EXERCISE DESCRIPTION: Exclude the pictures and return every line exactly as written.

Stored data

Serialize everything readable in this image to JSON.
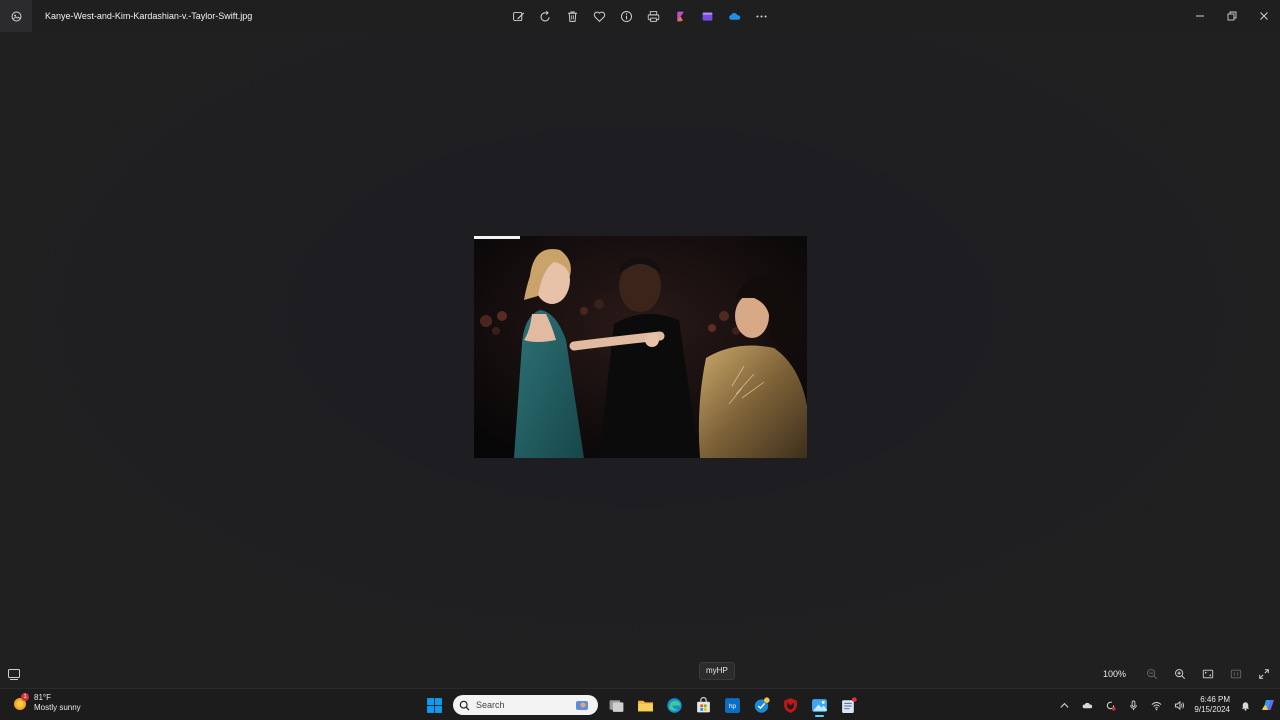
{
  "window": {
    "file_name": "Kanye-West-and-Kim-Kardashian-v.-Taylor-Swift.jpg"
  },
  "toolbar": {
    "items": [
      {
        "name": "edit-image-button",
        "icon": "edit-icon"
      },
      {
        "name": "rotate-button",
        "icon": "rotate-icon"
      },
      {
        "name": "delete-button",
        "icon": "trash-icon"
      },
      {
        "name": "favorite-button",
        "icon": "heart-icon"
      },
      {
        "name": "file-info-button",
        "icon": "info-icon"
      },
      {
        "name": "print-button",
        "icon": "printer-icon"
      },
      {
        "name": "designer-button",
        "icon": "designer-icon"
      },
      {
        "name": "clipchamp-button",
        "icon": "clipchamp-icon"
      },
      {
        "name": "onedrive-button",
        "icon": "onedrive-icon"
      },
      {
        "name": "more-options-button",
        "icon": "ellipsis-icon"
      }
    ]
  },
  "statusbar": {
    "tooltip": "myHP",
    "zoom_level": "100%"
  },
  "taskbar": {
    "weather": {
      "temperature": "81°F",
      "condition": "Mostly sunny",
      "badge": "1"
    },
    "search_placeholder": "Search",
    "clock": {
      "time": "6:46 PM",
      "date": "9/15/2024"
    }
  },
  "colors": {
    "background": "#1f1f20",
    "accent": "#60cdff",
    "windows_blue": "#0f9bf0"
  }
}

ANSWER TO THE PROBLEM:
Serialize everything readable in this image to JSON.
{
  "window": {
    "file_name": "Kanye-West-and-Kim-Kardashian-v.-Taylor-Swift.jpg"
  },
  "toolbar": {
    "items": [
      {
        "name": "edit-image-button",
        "icon": "edit-icon"
      },
      {
        "name": "rotate-button",
        "icon": "rotate-icon"
      },
      {
        "name": "delete-button",
        "icon": "trash-icon"
      },
      {
        "name": "favorite-button",
        "icon": "heart-icon"
      },
      {
        "name": "file-info-button",
        "icon": "info-icon"
      },
      {
        "name": "print-button",
        "icon": "printer-icon"
      },
      {
        "name": "designer-button",
        "icon": "designer-icon"
      },
      {
        "name": "clipchamp-button",
        "icon": "clipchamp-icon"
      },
      {
        "name": "onedrive-button",
        "icon": "onedrive-icon"
      },
      {
        "name": "more-options-button",
        "icon": "ellipsis-icon"
      }
    ]
  },
  "statusbar": {
    "tooltip": "myHP",
    "zoom_level": "100%"
  },
  "taskbar": {
    "weather": {
      "temperature": "81°F",
      "condition": "Mostly sunny",
      "badge": "1"
    },
    "search_placeholder": "Search",
    "clock": {
      "time": "6:46 PM",
      "date": "9/15/2024"
    }
  },
  "colors": {
    "background": "#1f1f20",
    "accent": "#60cdff",
    "windows_blue": "#0f9bf0"
  }
}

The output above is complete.